### [Set task]
Copy each line of the records that contains the word "HACEMOS".
• • • •
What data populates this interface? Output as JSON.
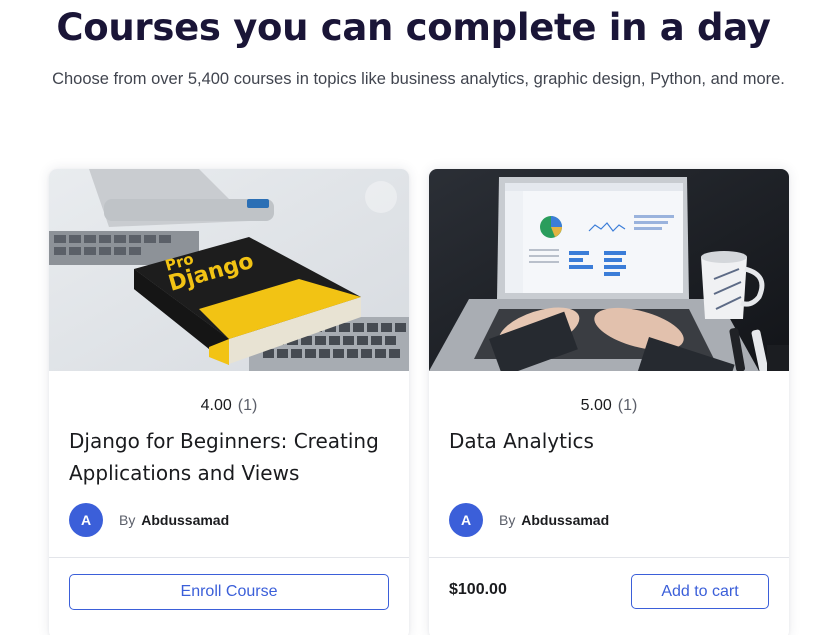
{
  "header": {
    "title": "Courses you can complete in a day",
    "subtitle": "Choose from over 5,400 courses in topics like business analytics, graphic design, Python, and more."
  },
  "courses": [
    {
      "rating": "4.00",
      "rating_count": "(1)",
      "title": "Django for Beginners: Creating Applications and Views",
      "avatar_initial": "A",
      "by_label": "By",
      "author": "Abdussamad",
      "action_label": "Enroll Course",
      "book_title_line1": "Pro",
      "book_title_line2": "Django"
    },
    {
      "rating": "5.00",
      "rating_count": "(1)",
      "title": "Data Analytics",
      "avatar_initial": "A",
      "by_label": "By",
      "author": "Abdussamad",
      "price": "$100.00",
      "action_label": "Add to cart"
    }
  ],
  "colors": {
    "accent": "#3b5fd9",
    "title_text": "#1a1537",
    "book_yellow": "#f2c314"
  }
}
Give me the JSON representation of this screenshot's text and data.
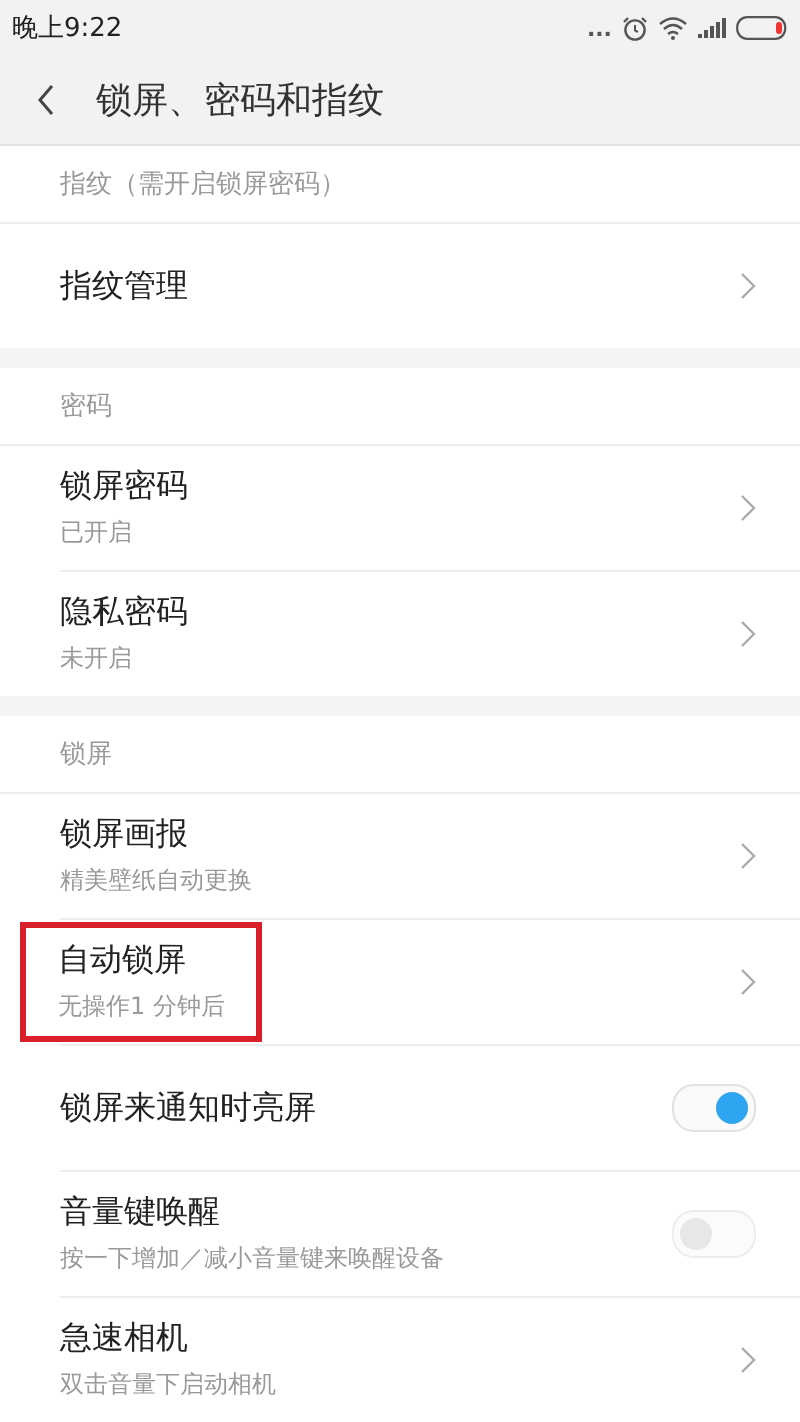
{
  "status_bar": {
    "time": "晚上9:22",
    "more": "..."
  },
  "header": {
    "title": "锁屏、密码和指纹"
  },
  "sections": [
    {
      "title": "指纹（需开启锁屏密码）",
      "items": [
        {
          "kind": "link",
          "label": "指纹管理",
          "highlighted": false
        }
      ]
    },
    {
      "title": "密码",
      "items": [
        {
          "kind": "link",
          "label": "锁屏密码",
          "subtitle": "已开启",
          "highlighted": false
        },
        {
          "kind": "link",
          "label": "隐私密码",
          "subtitle": "未开启",
          "highlighted": false
        }
      ]
    },
    {
      "title": "锁屏",
      "items": [
        {
          "kind": "link",
          "label": "锁屏画报",
          "subtitle": "精美壁纸自动更换",
          "highlighted": false
        },
        {
          "kind": "link",
          "label": "自动锁屏",
          "subtitle": "无操作1 分钟后",
          "highlighted": true
        },
        {
          "kind": "toggle",
          "label": "锁屏来通知时亮屏",
          "on": true,
          "disabled": false,
          "highlighted": false
        },
        {
          "kind": "toggle",
          "label": "音量键唤醒",
          "subtitle": "按一下增加／减小音量键来唤醒设备",
          "on": false,
          "disabled": true,
          "highlighted": false
        },
        {
          "kind": "link",
          "label": "急速相机",
          "subtitle": "双击音量下启动相机",
          "highlighted": false
        }
      ]
    }
  ]
}
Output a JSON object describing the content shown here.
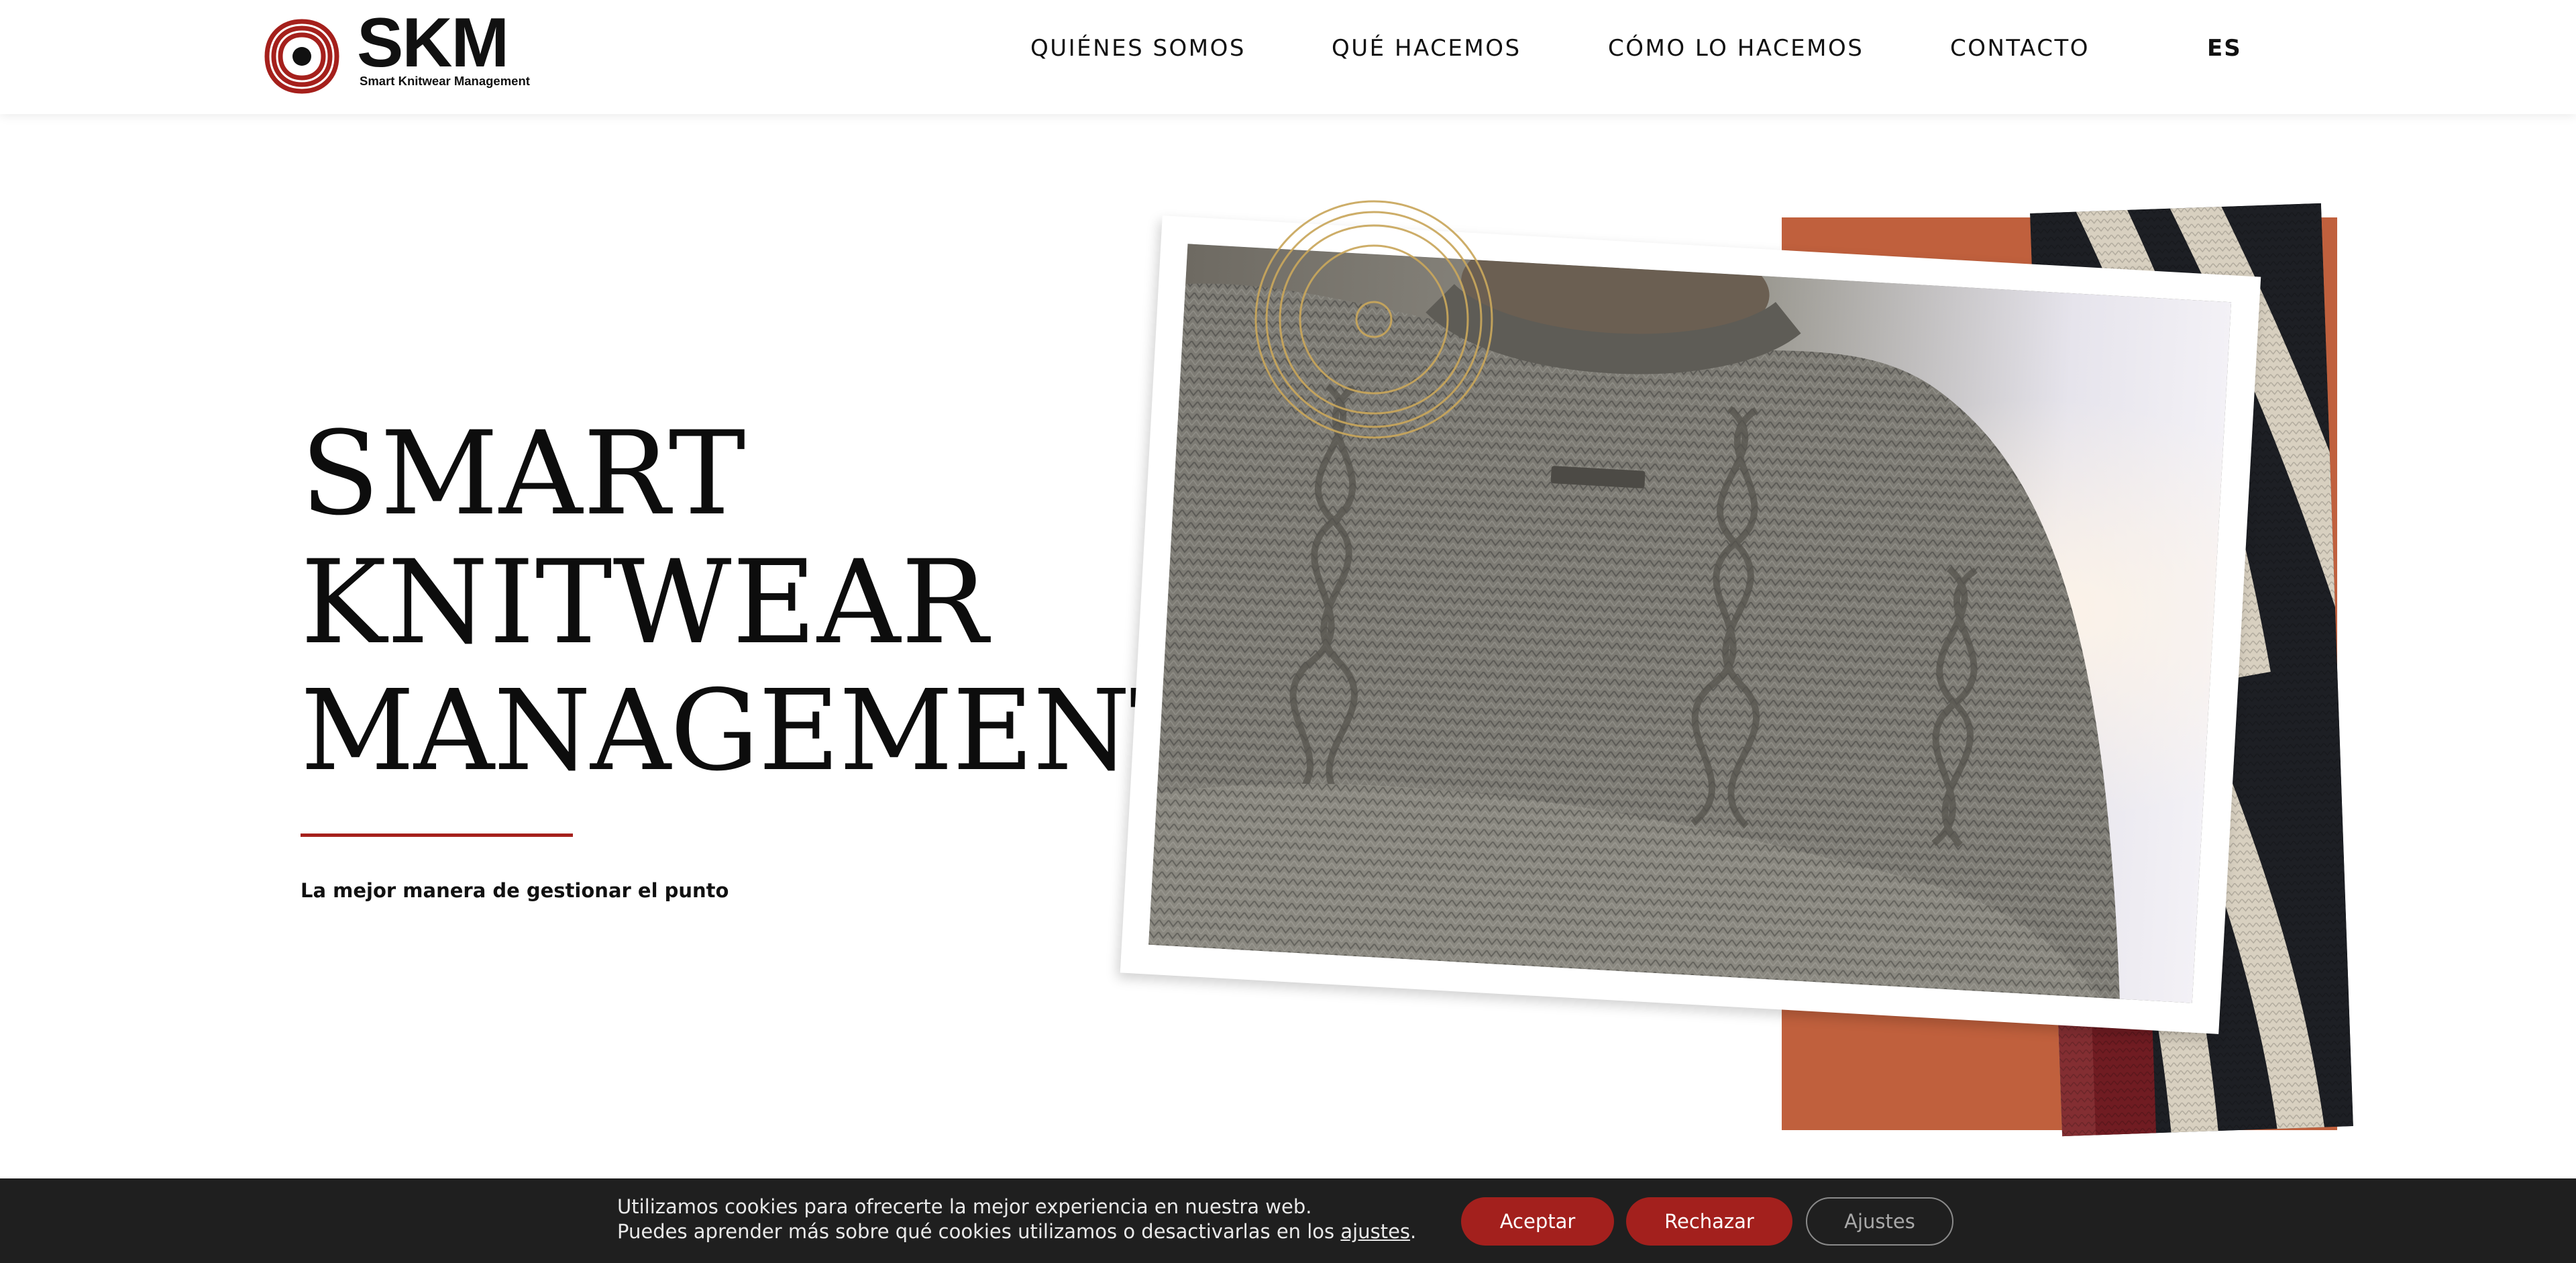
{
  "brand": {
    "name": "SKM",
    "tagline": "Smart Knitwear Management",
    "color_red": "#a5201c",
    "color_dark": "#111111",
    "color_orange": "#c0603d",
    "color_gold": "#c9a75c"
  },
  "nav": {
    "items": [
      {
        "label": "QUIÉNES SOMOS"
      },
      {
        "label": "QUÉ HACEMOS"
      },
      {
        "label": "CÓMO LO HACEMOS"
      },
      {
        "label": "CONTACTO"
      }
    ],
    "language": "ES"
  },
  "hero": {
    "title_lines": [
      "SMART",
      "KNITWEAR",
      "MANAGEMENT"
    ],
    "subtitle": "La mejor manera de gestionar el punto",
    "images": [
      "knitwear-sweater-photo",
      "striped-knit-photo",
      "gold-logo-emblem"
    ]
  },
  "cookie_bar": {
    "line1": "Utilizamos cookies para ofrecerte la mejor experiencia en nuestra web.",
    "line2_prefix": "Puedes aprender más sobre qué cookies utilizamos o desactivarlas en los ",
    "line2_link": "ajustes",
    "line2_suffix": ".",
    "accept_label": "Aceptar",
    "reject_label": "Rechazar",
    "settings_label": "Ajustes",
    "background": "#1f1f1f",
    "button_color": "#a3201d"
  }
}
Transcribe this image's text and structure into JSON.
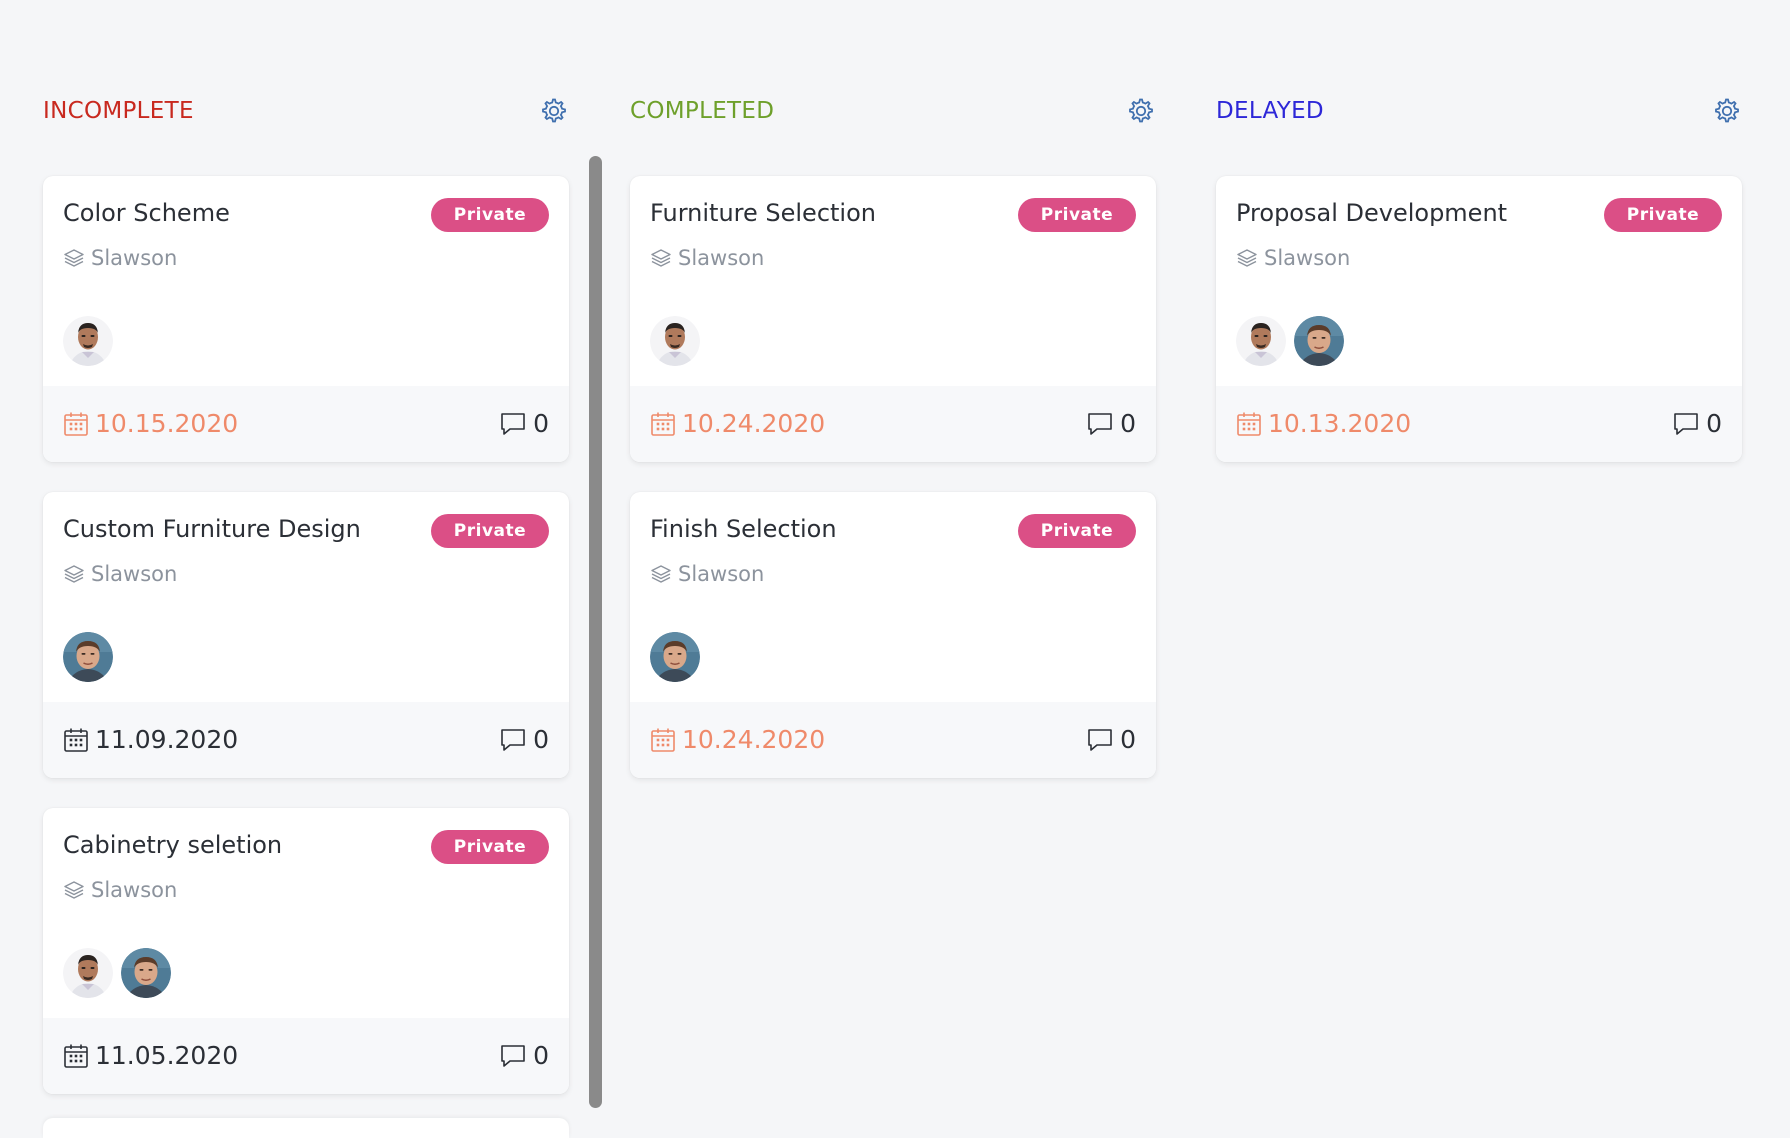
{
  "columns": [
    {
      "title": "INCOMPLETE",
      "color": "#c8291f",
      "cards": [
        {
          "title": "Color Scheme",
          "badge": "Private",
          "project": "Slawson",
          "avatars": [
            "man-bald"
          ],
          "due": "10.15.2020",
          "due_overdue": true,
          "comments": "0"
        },
        {
          "title": "Custom Furniture Design",
          "badge": "Private",
          "project": "Slawson",
          "avatars": [
            "man-young"
          ],
          "due": "11.09.2020",
          "due_overdue": false,
          "comments": "0"
        },
        {
          "title": "Cabinetry seletion",
          "badge": "Private",
          "project": "Slawson",
          "avatars": [
            "man-bald",
            "man-young"
          ],
          "due": "11.05.2020",
          "due_overdue": false,
          "comments": "0"
        }
      ]
    },
    {
      "title": "COMPLETED",
      "color": "#6ea02b",
      "cards": [
        {
          "title": "Furniture Selection",
          "badge": "Private",
          "project": "Slawson",
          "avatars": [
            "man-bald"
          ],
          "due": "10.24.2020",
          "due_overdue": true,
          "comments": "0"
        },
        {
          "title": "Finish Selection",
          "badge": "Private",
          "project": "Slawson",
          "avatars": [
            "man-young"
          ],
          "due": "10.24.2020",
          "due_overdue": true,
          "comments": "0"
        }
      ]
    },
    {
      "title": "DELAYED",
      "color": "#2d27d8",
      "cards": [
        {
          "title": "Proposal Development",
          "badge": "Private",
          "project": "Slawson",
          "avatars": [
            "man-bald",
            "man-young"
          ],
          "due": "10.13.2020",
          "due_overdue": true,
          "comments": "0"
        }
      ]
    }
  ],
  "colors": {
    "badge": "#db4f86",
    "overdue_date": "#ef8a6a",
    "normal_date": "#2b2f36",
    "gear": "#3f6fae"
  },
  "icons": {
    "column_settings": "gear-icon",
    "project": "stack-icon",
    "due_date": "calendar-icon",
    "comments": "comment-icon"
  }
}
• • • •
### [Final result]
        "label": "QUÉ HACEMOS"
        "label": "CÓMO LO HACEMOS"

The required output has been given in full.